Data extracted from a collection
——————
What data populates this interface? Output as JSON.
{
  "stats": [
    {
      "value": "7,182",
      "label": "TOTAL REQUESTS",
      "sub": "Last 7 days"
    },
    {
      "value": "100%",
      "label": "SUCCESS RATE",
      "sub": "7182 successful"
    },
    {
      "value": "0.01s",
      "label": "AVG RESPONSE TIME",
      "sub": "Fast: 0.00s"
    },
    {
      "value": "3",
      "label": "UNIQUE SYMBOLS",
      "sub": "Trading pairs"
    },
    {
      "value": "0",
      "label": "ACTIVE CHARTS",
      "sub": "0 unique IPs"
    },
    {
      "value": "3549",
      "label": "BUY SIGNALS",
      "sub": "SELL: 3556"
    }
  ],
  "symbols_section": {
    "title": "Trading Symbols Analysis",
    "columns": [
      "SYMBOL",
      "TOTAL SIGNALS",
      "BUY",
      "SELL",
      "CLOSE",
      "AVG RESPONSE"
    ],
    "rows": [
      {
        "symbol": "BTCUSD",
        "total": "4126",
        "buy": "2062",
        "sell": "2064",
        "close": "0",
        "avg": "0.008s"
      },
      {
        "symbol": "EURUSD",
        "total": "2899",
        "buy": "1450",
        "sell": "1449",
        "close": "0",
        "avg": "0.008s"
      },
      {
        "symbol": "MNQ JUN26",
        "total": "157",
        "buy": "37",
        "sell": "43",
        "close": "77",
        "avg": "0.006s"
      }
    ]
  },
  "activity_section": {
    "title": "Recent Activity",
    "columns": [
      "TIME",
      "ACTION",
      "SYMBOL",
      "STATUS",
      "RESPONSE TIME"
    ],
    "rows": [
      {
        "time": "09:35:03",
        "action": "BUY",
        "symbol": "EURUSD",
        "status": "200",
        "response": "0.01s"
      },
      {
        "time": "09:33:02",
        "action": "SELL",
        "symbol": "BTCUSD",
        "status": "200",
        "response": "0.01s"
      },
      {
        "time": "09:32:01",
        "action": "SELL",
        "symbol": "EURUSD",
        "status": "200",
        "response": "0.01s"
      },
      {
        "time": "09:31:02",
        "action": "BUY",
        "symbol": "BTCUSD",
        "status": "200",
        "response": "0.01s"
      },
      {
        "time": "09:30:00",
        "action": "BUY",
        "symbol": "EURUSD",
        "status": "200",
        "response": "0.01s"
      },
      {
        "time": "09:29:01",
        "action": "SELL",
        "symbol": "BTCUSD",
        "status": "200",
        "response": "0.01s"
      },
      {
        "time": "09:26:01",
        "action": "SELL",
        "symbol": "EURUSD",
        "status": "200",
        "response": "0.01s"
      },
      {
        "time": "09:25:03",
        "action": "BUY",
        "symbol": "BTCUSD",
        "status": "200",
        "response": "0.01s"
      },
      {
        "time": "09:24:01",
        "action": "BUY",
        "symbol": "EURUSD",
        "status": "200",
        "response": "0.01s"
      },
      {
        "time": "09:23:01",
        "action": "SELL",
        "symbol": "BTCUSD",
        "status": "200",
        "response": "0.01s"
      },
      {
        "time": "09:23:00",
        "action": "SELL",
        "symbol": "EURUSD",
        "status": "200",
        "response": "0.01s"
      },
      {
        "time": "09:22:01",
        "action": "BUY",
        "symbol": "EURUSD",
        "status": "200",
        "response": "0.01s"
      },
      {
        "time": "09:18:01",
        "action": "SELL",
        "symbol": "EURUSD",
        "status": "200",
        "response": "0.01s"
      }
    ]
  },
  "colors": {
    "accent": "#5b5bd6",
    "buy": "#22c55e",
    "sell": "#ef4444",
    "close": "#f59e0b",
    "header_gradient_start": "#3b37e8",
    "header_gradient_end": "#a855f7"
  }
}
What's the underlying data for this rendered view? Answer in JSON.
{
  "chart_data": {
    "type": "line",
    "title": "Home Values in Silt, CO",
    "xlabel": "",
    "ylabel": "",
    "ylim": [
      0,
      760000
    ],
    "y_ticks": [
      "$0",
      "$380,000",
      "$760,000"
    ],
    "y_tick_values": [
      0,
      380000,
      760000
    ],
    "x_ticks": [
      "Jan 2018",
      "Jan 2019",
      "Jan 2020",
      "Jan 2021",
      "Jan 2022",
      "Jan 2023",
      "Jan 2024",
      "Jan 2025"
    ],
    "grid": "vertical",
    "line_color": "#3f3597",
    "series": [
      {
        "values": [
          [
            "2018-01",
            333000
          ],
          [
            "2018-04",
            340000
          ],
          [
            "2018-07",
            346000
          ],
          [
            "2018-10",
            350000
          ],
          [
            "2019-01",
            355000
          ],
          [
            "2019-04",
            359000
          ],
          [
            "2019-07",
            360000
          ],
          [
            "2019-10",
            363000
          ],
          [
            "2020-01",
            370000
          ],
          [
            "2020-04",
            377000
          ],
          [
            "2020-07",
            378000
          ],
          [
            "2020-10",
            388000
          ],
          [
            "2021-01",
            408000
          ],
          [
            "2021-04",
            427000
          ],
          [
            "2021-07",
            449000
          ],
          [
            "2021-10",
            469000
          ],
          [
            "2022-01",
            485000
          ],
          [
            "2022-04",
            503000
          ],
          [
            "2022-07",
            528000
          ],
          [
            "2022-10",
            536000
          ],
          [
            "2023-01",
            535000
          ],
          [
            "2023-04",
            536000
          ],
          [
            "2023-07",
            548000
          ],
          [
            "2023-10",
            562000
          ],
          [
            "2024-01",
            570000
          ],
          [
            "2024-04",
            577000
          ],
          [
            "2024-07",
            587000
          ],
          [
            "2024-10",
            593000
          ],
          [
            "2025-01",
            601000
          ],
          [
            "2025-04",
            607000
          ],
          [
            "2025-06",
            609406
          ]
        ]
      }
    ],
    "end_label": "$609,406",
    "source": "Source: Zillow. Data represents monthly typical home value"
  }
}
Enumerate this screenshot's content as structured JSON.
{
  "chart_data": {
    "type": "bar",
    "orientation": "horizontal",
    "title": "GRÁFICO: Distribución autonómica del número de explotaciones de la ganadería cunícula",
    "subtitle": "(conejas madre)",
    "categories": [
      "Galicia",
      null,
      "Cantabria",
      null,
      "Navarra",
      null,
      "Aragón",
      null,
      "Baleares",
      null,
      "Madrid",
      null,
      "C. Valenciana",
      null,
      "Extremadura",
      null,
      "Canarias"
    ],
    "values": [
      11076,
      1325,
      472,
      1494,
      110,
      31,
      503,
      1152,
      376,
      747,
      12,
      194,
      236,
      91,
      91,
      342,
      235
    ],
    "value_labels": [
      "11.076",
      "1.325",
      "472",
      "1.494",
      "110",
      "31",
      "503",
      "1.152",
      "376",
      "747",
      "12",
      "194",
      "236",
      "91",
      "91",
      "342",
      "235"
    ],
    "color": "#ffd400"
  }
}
——————
■ **PROBLEM STATEMENT**: Reproduce the records word for word.

■ **OUTPUT OF THE EXERCISE**:
What data populates this interface? Output as JSON.
{
  "stats": [
    {
      "value": "7,182",
      "label": "TOTAL REQUESTS",
      "sub": "Last 7 days"
    },
    {
      "value": "100%",
      "label": "SUCCESS RATE",
      "sub": "7182 successful"
    },
    {
      "value": "0.01s",
      "label": "AVG RESPONSE TIME",
      "sub": "Fast: 0.00s"
    },
    {
      "value": "3",
      "label": "UNIQUE SYMBOLS",
      "sub": "Trading pairs"
    },
    {
      "value": "0",
      "label": "ACTIVE CHARTS",
      "sub": "0 unique IPs"
    },
    {
      "value": "3549",
      "label": "BUY SIGNALS",
      "sub": "SELL: 3556"
    }
  ],
  "symbols_section": {
    "title": "Trading Symbols Analysis",
    "columns": [
      "SYMBOL",
      "TOTAL SIGNALS",
      "BUY",
      "SELL",
      "CLOSE",
      "AVG RESPONSE"
    ],
    "rows": [
      {
        "symbol": "BTCUSD",
        "total": "4126",
        "buy": "2062",
        "sell": "2064",
        "close": "0",
        "avg": "0.008s"
      },
      {
        "symbol": "EURUSD",
        "total": "2899",
        "buy": "1450",
        "sell": "1449",
        "close": "0",
        "avg": "0.008s"
      },
      {
        "symbol": "MNQ JUN26",
        "total": "157",
        "buy": "37",
        "sell": "43",
        "close": "77",
        "avg": "0.006s"
      }
    ]
  },
  "activity_section": {
    "title": "Recent Activity",
    "columns": [
      "TIME",
      "ACTION",
      "SYMBOL",
      "STATUS",
      "RESPONSE TIME"
    ],
    "rows": [
      {
        "time": "09:35:03",
        "action": "BUY",
        "symbol": "EURUSD",
        "status": "200",
        "response": "0.01s"
      },
      {
        "time": "09:33:02",
        "action": "SELL",
        "symbol": "BTCUSD",
        "status": "200",
        "response": "0.01s"
      },
      {
        "time": "09:32:01",
        "action": "SELL",
        "symbol": "EURUSD",
        "status": "200",
        "response": "0.01s"
      },
      {
        "time": "09:31:02",
        "action": "BUY",
        "symbol": "BTCUSD",
        "status": "200",
        "response": "0.01s"
      },
      {
        "time": "09:30:00",
        "action": "BUY",
        "symbol": "EURUSD",
        "status": "200",
        "response": "0.01s"
      },
      {
        "time": "09:29:01",
        "action": "SELL",
        "symbol": "BTCUSD",
        "status": "200",
        "response": "0.01s"
      },
      {
        "time": "09:26:01",
        "action": "SELL",
        "symbol": "EURUSD",
        "status": "200",
        "response": "0.01s"
      },
      {
        "time": "09:25:03",
        "action": "BUY",
        "symbol": "BTCUSD",
        "status": "200",
        "response": "0.01s"
      },
      {
        "time": "09:24:01",
        "action": "BUY",
        "symbol": "EURUSD",
        "status": "200",
        "response": "0.01s"
      },
      {
        "time": "09:23:01",
        "action": "SELL",
        "symbol": "BTCUSD",
        "status": "200",
        "response": "0.01s"
      },
      {
        "time": "09:23:00",
        "action": "SELL",
        "symbol": "EURUSD",
        "status": "200",
        "response": "0.01s"
      },
      {
        "time": "09:22:01",
        "action": "BUY",
        "symbol": "EURUSD",
        "status": "200",
        "response": "0.01s"
      },
      {
        "time": "09:18:01",
        "action": "SELL",
        "symbol": "EURUSD",
        "status": "200",
        "response": "0.01s"
      }
    ]
  },
  "colors": {
    "accent": "#5b5bd6",
    "buy": "#22c55e",
    "sell": "#ef4444",
    "close": "#f59e0b",
    "header_gradient_start": "#3b37e8",
    "header_gradient_end": "#a855f7"
  }
}
What's the underlying data for this rendered view? Answer in JSON.
{
  "chart_data": {
    "type": "line",
    "title": "Home Values in Silt, CO",
    "xlabel": "",
    "ylabel": "",
    "ylim": [
      0,
      760000
    ],
    "y_ticks": [
      "$0",
      "$380,000",
      "$760,000"
    ],
    "y_tick_values": [
      0,
      380000,
      760000
    ],
    "x_ticks": [
      "Jan 2018",
      "Jan 2019",
      "Jan 2020",
      "Jan 2021",
      "Jan 2022",
      "Jan 2023",
      "Jan 2024",
      "Jan 2025"
    ],
    "grid": "vertical",
    "line_color": "#3f3597",
    "series": [
      {
        "values": [
          [
            "2018-01",
            333000
          ],
          [
            "2018-04",
            340000
          ],
          [
            "2018-07",
            346000
          ],
          [
            "2018-10",
            350000
          ],
          [
            "2019-01",
            355000
          ],
          [
            "2019-04",
            359000
          ],
          [
            "2019-07",
            360000
          ],
          [
            "2019-10",
            363000
          ],
          [
            "2020-01",
            370000
          ],
          [
            "2020-04",
            377000
          ],
          [
            "2020-07",
            378000
          ],
          [
            "2020-10",
            388000
          ],
          [
            "2021-01",
            408000
          ],
          [
            "2021-04",
            427000
          ],
          [
            "2021-07",
            449000
          ],
          [
            "2021-10",
            469000
          ],
          [
            "2022-01",
            485000
          ],
          [
            "2022-04",
            503000
          ],
          [
            "2022-07",
            528000
          ],
          [
            "2022-10",
            536000
          ],
          [
            "2023-01",
            535000
          ],
          [
            "2023-04",
            536000
          ],
          [
            "2023-07",
            548000
          ],
          [
            "2023-10",
            562000
          ],
          [
            "2024-01",
            570000
          ],
          [
            "2024-04",
            577000
          ],
          [
            "2024-07",
            587000
          ],
          [
            "2024-10",
            593000
          ],
          [
            "2025-01",
            601000
          ],
          [
            "2025-04",
            607000
          ],
          [
            "2025-06",
            609406
          ]
        ]
      }
    ],
    "end_label": "$609,406",
    "source": "Source: Zillow. Data represents monthly typical home value"
  }
}
Enumerate this screenshot's content as structured JSON.
{
  "chart_data": {
    "type": "bar",
    "orientation": "horizontal",
    "title": "GRÁFICO: Distribución autonómica del número de explotaciones de la ganadería cunícula",
    "subtitle": "(conejas madre)",
    "categories": [
      "Galicia",
      null,
      "Cantabria",
      null,
      "Navarra",
      null,
      "Aragón",
      null,
      "Baleares",
      null,
      "Madrid",
      null,
      "C. Valenciana",
      null,
      "Extremadura",
      null,
      "Canarias"
    ],
    "values": [
      11076,
      1325,
      472,
      1494,
      110,
      31,
      503,
      1152,
      376,
      747,
      12,
      194,
      236,
      91,
      91,
      342,
      235
    ],
    "value_labels": [
      "11.076",
      "1.325",
      "472",
      "1.494",
      "110",
      "31",
      "503",
      "1.152",
      "376",
      "747",
      "12",
      "194",
      "236",
      "91",
      "91",
      "342",
      "235"
    ],
    "color": "#ffd400"
  }
}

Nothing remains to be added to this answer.